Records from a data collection

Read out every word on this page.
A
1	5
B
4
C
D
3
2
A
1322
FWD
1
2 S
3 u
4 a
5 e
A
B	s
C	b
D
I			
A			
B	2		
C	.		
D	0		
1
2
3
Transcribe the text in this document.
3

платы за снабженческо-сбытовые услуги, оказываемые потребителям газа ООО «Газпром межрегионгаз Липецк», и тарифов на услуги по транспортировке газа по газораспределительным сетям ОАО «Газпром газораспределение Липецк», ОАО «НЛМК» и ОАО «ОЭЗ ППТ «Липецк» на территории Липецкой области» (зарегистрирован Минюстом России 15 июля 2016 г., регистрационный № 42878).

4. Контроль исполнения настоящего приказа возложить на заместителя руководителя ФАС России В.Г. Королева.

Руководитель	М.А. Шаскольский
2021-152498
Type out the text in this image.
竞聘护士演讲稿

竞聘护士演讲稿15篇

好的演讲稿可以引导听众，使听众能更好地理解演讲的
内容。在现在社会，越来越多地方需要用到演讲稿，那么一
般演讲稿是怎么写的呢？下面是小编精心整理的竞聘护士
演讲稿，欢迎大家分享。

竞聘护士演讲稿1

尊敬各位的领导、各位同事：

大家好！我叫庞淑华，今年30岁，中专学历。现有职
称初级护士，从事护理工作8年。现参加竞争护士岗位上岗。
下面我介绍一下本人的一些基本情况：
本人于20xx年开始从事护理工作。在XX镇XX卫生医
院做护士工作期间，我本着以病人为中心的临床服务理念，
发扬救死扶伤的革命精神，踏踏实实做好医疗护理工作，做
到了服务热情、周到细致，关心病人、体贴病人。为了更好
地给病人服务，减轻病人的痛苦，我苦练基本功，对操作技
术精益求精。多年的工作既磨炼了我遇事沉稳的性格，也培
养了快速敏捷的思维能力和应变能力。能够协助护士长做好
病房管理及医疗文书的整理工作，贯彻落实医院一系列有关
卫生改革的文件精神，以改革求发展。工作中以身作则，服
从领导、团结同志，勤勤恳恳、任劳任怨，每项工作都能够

■ AIM OF THE EXERCISE
Every entry should be printed again exactly as written.

■ ANSWER BELOW
Read out every word on this page.
A
1	5
B
4
C
D
3
2
A
1322
FWD
1
2 S
3 u
4 a
5 e
A
B	s
C	b
D
I			
A			
B	2		
C	.		
D	0		
1
2
3
Transcribe the text in this document.
3

платы за снабженческо-сбытовые услуги, оказываемые потребителям газа ООО «Газпром межрегионгаз Липецк», и тарифов на услуги по транспортировке газа по газораспределительным сетям ОАО «Газпром газораспределение Липецк», ОАО «НЛМК» и ОАО «ОЭЗ ППТ «Липецк» на территории Липецкой области» (зарегистрирован Минюстом России 15 июля 2016 г., регистрационный № 42878).

4. Контроль исполнения настоящего приказа возложить на заместителя руководителя ФАС России В.Г. Королева.

Руководитель	М.А. Шаскольский
2021-152498
Type out the text in this image.
竞聘护士演讲稿

竞聘护士演讲稿15篇

好的演讲稿可以引导听众，使听众能更好地理解演讲的
内容。在现在社会，越来越多地方需要用到演讲稿，那么一
般演讲稿是怎么写的呢？下面是小编精心整理的竞聘护士
演讲稿，欢迎大家分享。

竞聘护士演讲稿1

尊敬各位的领导、各位同事：

大家好！我叫庞淑华，今年30岁，中专学历。现有职
称初级护士，从事护理工作8年。现参加竞争护士岗位上岗。
下面我介绍一下本人的一些基本情况：
本人于20xx年开始从事护理工作。在XX镇XX卫生医
院做护士工作期间，我本着以病人为中心的临床服务理念，
发扬救死扶伤的革命精神，踏踏实实做好医疗护理工作，做
到了服务热情、周到细致，关心病人、体贴病人。为了更好
地给病人服务，减轻病人的痛苦，我苦练基本功，对操作技
术精益求精。多年的工作既磨炼了我遇事沉稳的性格，也培
养了快速敏捷的思维能力和应变能力。能够协助护士长做好
病房管理及医疗文书的整理工作，贯彻落实医院一系列有关
卫生改革的文件精神，以改革求发展。工作中以身作则，服
从领导、团结同志，勤勤恳恳、任劳任怨，每项工作都能够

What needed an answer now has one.